Information given:
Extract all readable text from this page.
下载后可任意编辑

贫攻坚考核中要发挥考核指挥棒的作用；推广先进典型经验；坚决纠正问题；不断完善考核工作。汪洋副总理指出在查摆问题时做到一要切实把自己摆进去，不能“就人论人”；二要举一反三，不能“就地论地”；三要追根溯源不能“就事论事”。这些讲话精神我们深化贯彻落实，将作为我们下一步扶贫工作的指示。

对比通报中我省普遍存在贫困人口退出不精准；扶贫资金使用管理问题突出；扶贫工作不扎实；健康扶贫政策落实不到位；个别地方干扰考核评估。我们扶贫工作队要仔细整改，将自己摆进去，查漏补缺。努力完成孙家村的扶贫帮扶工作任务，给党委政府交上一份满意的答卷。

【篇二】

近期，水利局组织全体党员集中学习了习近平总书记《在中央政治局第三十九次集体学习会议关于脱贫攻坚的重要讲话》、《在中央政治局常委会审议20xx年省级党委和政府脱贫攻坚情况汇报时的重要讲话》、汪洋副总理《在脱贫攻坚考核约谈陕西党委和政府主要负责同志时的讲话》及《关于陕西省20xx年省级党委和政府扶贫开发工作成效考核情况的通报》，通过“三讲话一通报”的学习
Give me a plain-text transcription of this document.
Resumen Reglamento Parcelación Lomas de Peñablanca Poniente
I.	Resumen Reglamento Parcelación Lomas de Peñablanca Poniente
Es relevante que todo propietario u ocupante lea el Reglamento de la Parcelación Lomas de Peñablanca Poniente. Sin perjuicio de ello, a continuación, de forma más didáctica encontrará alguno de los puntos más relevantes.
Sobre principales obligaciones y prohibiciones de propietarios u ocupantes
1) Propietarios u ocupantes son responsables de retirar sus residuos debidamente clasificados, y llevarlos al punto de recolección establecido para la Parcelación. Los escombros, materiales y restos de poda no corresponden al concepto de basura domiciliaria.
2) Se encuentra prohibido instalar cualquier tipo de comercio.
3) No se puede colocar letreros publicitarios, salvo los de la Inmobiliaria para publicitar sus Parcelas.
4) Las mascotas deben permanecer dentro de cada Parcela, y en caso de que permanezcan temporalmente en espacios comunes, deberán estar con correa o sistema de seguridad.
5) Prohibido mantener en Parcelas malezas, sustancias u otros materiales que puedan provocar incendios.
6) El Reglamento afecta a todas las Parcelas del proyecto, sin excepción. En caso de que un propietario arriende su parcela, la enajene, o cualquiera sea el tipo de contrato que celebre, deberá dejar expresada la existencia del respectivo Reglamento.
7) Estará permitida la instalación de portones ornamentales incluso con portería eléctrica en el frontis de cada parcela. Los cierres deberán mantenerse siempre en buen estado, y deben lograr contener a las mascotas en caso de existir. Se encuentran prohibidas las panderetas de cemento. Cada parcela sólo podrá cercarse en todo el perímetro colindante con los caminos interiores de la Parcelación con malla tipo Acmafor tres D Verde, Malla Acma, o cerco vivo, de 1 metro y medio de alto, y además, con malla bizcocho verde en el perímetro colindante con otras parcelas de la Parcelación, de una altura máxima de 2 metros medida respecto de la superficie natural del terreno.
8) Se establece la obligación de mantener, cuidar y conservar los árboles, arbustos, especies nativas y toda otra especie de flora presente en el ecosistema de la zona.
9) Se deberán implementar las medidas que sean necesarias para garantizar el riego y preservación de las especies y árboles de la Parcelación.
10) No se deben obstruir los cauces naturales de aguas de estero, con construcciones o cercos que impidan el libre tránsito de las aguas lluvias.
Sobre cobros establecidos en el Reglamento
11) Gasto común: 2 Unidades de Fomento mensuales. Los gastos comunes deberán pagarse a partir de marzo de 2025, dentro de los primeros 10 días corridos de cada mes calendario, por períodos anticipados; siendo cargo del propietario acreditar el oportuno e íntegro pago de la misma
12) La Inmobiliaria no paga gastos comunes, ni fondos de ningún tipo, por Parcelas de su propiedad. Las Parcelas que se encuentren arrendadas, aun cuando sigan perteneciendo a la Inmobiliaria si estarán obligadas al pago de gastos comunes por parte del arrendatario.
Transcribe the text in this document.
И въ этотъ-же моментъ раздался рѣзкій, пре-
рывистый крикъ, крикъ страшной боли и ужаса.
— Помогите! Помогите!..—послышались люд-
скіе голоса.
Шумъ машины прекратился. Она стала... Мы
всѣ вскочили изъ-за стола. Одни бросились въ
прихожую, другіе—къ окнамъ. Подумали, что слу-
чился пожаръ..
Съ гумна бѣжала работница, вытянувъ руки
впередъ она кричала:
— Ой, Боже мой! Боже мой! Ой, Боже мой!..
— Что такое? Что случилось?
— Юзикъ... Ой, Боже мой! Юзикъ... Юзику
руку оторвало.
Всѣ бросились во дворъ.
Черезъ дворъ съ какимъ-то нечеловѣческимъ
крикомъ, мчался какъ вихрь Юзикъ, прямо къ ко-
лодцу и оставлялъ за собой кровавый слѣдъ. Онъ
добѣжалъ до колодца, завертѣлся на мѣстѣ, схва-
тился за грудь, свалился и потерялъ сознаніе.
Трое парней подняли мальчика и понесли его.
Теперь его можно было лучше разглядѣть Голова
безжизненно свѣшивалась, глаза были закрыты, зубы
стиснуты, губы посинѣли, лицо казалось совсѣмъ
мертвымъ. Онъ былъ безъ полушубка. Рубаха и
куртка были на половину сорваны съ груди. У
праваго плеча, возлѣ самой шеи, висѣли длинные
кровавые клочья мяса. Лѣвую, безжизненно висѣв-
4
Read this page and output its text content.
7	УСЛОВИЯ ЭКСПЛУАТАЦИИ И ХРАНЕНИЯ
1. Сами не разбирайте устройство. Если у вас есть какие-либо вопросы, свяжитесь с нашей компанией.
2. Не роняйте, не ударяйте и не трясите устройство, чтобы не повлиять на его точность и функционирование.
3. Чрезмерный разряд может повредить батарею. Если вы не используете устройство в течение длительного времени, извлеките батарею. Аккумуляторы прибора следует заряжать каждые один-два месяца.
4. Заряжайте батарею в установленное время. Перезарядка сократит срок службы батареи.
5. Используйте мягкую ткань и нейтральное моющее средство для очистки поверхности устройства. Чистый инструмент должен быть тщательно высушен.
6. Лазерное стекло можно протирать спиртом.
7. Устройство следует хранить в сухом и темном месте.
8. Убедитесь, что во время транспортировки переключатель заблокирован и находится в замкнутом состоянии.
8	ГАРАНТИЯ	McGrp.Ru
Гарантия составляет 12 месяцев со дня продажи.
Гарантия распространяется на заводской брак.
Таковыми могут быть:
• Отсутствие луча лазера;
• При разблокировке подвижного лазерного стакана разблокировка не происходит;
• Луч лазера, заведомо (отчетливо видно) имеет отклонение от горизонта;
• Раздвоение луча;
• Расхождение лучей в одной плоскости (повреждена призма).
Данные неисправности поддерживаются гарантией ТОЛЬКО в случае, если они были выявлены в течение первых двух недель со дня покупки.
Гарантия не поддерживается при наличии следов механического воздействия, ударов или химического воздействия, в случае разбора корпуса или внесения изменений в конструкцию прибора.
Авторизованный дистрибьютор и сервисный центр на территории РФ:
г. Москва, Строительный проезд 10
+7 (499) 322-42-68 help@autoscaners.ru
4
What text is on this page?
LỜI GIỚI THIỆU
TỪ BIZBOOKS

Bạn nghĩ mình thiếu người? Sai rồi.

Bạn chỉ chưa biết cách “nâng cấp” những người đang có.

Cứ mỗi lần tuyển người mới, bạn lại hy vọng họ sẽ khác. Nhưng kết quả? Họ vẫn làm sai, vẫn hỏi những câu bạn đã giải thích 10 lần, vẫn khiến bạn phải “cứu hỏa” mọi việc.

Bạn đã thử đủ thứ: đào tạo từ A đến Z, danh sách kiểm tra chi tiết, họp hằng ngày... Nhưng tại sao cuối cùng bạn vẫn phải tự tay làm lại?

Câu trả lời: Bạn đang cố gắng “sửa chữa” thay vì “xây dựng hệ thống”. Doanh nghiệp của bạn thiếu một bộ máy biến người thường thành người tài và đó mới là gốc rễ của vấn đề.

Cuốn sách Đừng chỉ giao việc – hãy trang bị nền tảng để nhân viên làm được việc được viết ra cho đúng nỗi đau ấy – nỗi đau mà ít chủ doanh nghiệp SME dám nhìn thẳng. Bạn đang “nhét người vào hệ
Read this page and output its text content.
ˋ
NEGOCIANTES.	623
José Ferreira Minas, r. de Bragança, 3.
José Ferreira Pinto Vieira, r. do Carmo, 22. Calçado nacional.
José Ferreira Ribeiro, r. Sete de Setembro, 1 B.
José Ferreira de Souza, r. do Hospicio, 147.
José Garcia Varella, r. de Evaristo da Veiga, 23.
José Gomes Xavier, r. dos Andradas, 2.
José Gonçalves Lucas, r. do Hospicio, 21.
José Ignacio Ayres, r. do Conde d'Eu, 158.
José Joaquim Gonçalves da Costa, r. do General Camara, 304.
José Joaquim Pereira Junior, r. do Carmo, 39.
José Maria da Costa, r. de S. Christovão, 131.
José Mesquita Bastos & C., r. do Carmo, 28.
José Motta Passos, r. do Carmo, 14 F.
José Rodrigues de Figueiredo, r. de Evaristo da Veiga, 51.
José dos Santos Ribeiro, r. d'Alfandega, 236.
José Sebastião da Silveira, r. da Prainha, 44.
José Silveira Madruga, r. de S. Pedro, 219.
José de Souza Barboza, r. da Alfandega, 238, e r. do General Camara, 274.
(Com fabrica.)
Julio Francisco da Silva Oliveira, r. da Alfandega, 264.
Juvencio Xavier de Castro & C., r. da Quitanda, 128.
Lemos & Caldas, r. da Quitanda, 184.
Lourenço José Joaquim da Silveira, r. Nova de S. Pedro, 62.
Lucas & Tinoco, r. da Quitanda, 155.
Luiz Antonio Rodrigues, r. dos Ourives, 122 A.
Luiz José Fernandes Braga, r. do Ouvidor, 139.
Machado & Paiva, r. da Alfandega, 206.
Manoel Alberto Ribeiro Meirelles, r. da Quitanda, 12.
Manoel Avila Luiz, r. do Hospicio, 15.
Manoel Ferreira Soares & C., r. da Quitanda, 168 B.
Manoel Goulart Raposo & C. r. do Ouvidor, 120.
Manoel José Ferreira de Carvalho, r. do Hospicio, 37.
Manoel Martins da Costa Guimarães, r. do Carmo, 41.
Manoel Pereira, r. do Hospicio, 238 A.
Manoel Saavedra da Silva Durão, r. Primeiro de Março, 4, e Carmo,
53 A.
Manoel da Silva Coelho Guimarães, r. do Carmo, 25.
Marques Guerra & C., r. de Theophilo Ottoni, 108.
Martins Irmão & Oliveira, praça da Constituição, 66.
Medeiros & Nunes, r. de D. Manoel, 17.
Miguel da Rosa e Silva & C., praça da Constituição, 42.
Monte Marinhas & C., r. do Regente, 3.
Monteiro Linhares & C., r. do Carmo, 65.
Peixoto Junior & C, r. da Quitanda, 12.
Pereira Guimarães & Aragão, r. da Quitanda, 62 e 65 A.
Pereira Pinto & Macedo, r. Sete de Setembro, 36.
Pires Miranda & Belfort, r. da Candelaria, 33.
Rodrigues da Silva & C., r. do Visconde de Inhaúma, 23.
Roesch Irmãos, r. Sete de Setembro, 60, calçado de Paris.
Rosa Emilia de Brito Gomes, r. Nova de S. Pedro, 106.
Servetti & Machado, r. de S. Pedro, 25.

Task requirements:
Go through the entries and return each line where the word "Ouvidor" appears.

Output for this exercise:
Luiz José Fernandes Braga, r. do Ouvidor, 139.
Manoel Goulart Raposo & C. r. do Ouvidor, 120.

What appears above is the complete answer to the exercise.